(What is asked):
Write each line out exactly, leaving none out.

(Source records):
****************
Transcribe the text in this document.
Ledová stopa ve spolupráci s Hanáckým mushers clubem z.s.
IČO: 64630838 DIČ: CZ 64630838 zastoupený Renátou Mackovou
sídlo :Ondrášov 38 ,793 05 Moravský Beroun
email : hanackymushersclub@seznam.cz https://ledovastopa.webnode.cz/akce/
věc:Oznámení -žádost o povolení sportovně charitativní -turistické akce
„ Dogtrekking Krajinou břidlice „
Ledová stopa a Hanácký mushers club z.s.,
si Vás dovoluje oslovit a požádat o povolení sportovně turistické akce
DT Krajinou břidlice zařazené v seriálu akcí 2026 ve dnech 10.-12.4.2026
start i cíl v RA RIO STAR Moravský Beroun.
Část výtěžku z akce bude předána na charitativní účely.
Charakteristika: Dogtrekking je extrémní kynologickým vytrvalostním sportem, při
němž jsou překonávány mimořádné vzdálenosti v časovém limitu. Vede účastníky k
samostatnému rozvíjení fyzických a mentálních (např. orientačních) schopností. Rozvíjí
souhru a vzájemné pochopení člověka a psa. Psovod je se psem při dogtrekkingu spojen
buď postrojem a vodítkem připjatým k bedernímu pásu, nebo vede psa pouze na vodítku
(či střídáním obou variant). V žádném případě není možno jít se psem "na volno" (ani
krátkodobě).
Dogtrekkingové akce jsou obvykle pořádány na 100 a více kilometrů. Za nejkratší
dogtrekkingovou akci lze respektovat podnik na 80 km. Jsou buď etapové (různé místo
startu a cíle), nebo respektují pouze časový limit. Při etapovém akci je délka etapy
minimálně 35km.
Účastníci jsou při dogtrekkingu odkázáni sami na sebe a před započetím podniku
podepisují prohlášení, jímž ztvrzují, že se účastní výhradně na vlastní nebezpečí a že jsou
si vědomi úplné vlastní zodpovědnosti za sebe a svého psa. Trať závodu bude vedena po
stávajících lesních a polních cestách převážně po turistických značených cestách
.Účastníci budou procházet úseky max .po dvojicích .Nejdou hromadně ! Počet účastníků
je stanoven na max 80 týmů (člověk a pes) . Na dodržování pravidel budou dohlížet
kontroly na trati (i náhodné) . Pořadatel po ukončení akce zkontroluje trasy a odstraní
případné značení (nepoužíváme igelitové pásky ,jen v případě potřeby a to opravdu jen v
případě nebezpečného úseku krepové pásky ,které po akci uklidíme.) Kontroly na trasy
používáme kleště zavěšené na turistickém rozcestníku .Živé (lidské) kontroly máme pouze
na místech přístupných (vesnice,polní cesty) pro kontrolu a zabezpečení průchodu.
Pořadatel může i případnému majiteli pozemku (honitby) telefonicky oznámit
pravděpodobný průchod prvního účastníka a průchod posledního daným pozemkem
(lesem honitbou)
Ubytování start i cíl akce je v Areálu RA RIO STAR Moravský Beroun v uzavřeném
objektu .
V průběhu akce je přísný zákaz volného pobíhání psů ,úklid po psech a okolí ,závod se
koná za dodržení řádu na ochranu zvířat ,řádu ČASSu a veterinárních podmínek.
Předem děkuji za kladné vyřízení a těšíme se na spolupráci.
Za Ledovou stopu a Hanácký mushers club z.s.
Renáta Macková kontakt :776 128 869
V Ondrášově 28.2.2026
****************
(Result of the task):
Transcribe the text in this document.
Ledová stopa ve spolupráci s Hanáckým mushers clubem z.s.
IČO: 64630838 DIČ: CZ 64630838 zastoupený Renátou Mackovou
sídlo :Ondrášov 38 ,793 05 Moravský Beroun
email : hanackymushersclub@seznam.cz https://ledovastopa.webnode.cz/akce/
věc:Oznámení -žádost o povolení sportovně charitativní -turistické akce
„ Dogtrekking Krajinou břidlice „
Ledová stopa a Hanácký mushers club z.s.,
si Vás dovoluje oslovit a požádat o povolení sportovně turistické akce
DT Krajinou břidlice zařazené v seriálu akcí 2026 ve dnech 10.-12.4.2026
start i cíl v RA RIO STAR Moravský Beroun.
Část výtěžku z akce bude předána na charitativní účely.
Charakteristika: Dogtrekking je extrémní kynologickým vytrvalostním sportem, při
němž jsou překonávány mimořádné vzdálenosti v časovém limitu. Vede účastníky k
samostatnému rozvíjení fyzických a mentálních (např. orientačních) schopností. Rozvíjí
souhru a vzájemné pochopení člověka a psa. Psovod je se psem při dogtrekkingu spojen
buď postrojem a vodítkem připjatým k bedernímu pásu, nebo vede psa pouze na vodítku
(či střídáním obou variant). V žádném případě není možno jít se psem "na volno" (ani
krátkodobě).
Dogtrekkingové akce jsou obvykle pořádány na 100 a více kilometrů. Za nejkratší
dogtrekkingovou akci lze respektovat podnik na 80 km. Jsou buď etapové (různé místo
startu a cíle), nebo respektují pouze časový limit. Při etapovém akci je délka etapy
minimálně 35km.
Účastníci jsou při dogtrekkingu odkázáni sami na sebe a před započetím podniku
podepisují prohlášení, jímž ztvrzují, že se účastní výhradně na vlastní nebezpečí a že jsou
si vědomi úplné vlastní zodpovědnosti za sebe a svého psa. Trať závodu bude vedena po
stávajících lesních a polních cestách převážně po turistických značených cestách
.Účastníci budou procházet úseky max .po dvojicích .Nejdou hromadně ! Počet účastníků
je stanoven na max 80 týmů (člověk a pes) . Na dodržování pravidel budou dohlížet
kontroly na trati (i náhodné) . Pořadatel po ukončení akce zkontroluje trasy a odstraní
případné značení (nepoužíváme igelitové pásky ,jen v případě potřeby a to opravdu jen v
případě nebezpečného úseku krepové pásky ,které po akci uklidíme.) Kontroly na trasy
používáme kleště zavěšené na turistickém rozcestníku .Živé (lidské) kontroly máme pouze
na místech přístupných (vesnice,polní cesty) pro kontrolu a zabezpečení průchodu.
Pořadatel může i případnému majiteli pozemku (honitby) telefonicky oznámit
pravděpodobný průchod prvního účastníka a průchod posledního daným pozemkem
(lesem honitbou)
Ubytování start i cíl akce je v Areálu RA RIO STAR Moravský Beroun v uzavřeném
objektu .
V průběhu akce je přísný zákaz volného pobíhání psů ,úklid po psech a okolí ,závod se
koná za dodržení řádu na ochranu zvířat ,řádu ČASSu a veterinárních podmínek.
Předem děkuji za kladné vyřízení a těšíme se na spolupráci.
Za Ledovou stopu a Hanácký mushers club z.s.
Renáta Macková kontakt :776 128 869
V Ondrášově 28.2.2026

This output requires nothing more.